#### INSTRUCTIONS FOR THE TASK:
Extract the full set of records that follows, word for word.

(Raw records)
— start —

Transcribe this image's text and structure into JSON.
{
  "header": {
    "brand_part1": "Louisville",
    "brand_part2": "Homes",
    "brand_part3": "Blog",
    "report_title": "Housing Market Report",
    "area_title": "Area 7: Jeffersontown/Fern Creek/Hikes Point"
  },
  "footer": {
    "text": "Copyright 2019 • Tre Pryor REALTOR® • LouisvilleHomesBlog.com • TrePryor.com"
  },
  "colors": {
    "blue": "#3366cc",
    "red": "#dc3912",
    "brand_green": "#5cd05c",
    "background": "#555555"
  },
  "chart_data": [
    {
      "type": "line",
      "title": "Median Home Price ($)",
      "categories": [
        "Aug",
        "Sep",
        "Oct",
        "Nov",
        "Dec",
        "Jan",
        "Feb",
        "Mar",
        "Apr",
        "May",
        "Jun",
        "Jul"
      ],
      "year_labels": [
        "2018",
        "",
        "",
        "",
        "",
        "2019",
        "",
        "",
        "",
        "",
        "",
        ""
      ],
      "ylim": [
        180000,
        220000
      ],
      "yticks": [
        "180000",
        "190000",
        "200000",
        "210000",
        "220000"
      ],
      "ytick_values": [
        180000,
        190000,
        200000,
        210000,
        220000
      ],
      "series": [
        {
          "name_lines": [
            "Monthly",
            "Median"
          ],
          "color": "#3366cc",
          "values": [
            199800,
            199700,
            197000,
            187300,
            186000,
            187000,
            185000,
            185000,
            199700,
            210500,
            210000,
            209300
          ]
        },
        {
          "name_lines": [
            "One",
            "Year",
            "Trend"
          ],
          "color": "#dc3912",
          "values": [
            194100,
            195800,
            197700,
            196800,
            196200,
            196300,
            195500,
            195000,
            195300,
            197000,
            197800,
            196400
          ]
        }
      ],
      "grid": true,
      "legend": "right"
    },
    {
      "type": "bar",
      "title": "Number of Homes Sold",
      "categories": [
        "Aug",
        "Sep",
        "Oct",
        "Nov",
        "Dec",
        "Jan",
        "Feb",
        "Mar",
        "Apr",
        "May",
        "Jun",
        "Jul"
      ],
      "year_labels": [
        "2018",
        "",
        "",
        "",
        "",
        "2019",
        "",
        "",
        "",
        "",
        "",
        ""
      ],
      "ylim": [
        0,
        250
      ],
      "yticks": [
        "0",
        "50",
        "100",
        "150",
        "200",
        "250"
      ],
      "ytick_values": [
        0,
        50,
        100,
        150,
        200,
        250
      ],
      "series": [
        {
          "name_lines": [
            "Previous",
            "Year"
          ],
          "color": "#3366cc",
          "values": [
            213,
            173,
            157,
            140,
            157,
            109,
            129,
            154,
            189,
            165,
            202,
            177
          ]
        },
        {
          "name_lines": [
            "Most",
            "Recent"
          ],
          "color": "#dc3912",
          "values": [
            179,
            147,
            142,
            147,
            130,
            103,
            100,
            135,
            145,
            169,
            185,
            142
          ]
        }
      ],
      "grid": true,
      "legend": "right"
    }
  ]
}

— end —

#### COMPLETED TASK:
Transcribe this image's text and structure into JSON.
{
  "header": {
    "brand_part1": "Louisville",
    "brand_part2": "Homes",
    "brand_part3": "Blog",
    "report_title": "Housing Market Report",
    "area_title": "Area 7: Jeffersontown/Fern Creek/Hikes Point"
  },
  "footer": {
    "text": "Copyright 2019 • Tre Pryor REALTOR® • LouisvilleHomesBlog.com • TrePryor.com"
  },
  "colors": {
    "blue": "#3366cc",
    "red": "#dc3912",
    "brand_green": "#5cd05c",
    "background": "#555555"
  },
  "chart_data": [
    {
      "type": "line",
      "title": "Median Home Price ($)",
      "categories": [
        "Aug",
        "Sep",
        "Oct",
        "Nov",
        "Dec",
        "Jan",
        "Feb",
        "Mar",
        "Apr",
        "May",
        "Jun",
        "Jul"
      ],
      "year_labels": [
        "2018",
        "",
        "",
        "",
        "",
        "2019",
        "",
        "",
        "",
        "",
        "",
        ""
      ],
      "ylim": [
        180000,
        220000
      ],
      "yticks": [
        "180000",
        "190000",
        "200000",
        "210000",
        "220000"
      ],
      "ytick_values": [
        180000,
        190000,
        200000,
        210000,
        220000
      ],
      "series": [
        {
          "name_lines": [
            "Monthly",
            "Median"
          ],
          "color": "#3366cc",
          "values": [
            199800,
            199700,
            197000,
            187300,
            186000,
            187000,
            185000,
            185000,
            199700,
            210500,
            210000,
            209300
          ]
        },
        {
          "name_lines": [
            "One",
            "Year",
            "Trend"
          ],
          "color": "#dc3912",
          "values": [
            194100,
            195800,
            197700,
            196800,
            196200,
            196300,
            195500,
            195000,
            195300,
            197000,
            197800,
            196400
          ]
        }
      ],
      "grid": true,
      "legend": "right"
    },
    {
      "type": "bar",
      "title": "Number of Homes Sold",
      "categories": [
        "Aug",
        "Sep",
        "Oct",
        "Nov",
        "Dec",
        "Jan",
        "Feb",
        "Mar",
        "Apr",
        "May",
        "Jun",
        "Jul"
      ],
      "year_labels": [
        "2018",
        "",
        "",
        "",
        "",
        "2019",
        "",
        "",
        "",
        "",
        "",
        ""
      ],
      "ylim": [
        0,
        250
      ],
      "yticks": [
        "0",
        "50",
        "100",
        "150",
        "200",
        "250"
      ],
      "ytick_values": [
        0,
        50,
        100,
        150,
        200,
        250
      ],
      "series": [
        {
          "name_lines": [
            "Previous",
            "Year"
          ],
          "color": "#3366cc",
          "values": [
            213,
            173,
            157,
            140,
            157,
            109,
            129,
            154,
            189,
            165,
            202,
            177
          ]
        },
        {
          "name_lines": [
            "Most",
            "Recent"
          ],
          "color": "#dc3912",
          "values": [
            179,
            147,
            142,
            147,
            130,
            103,
            100,
            135,
            145,
            169,
            185,
            142
          ]
        }
      ],
      "grid": true,
      "legend": "right"
    }
  ]
}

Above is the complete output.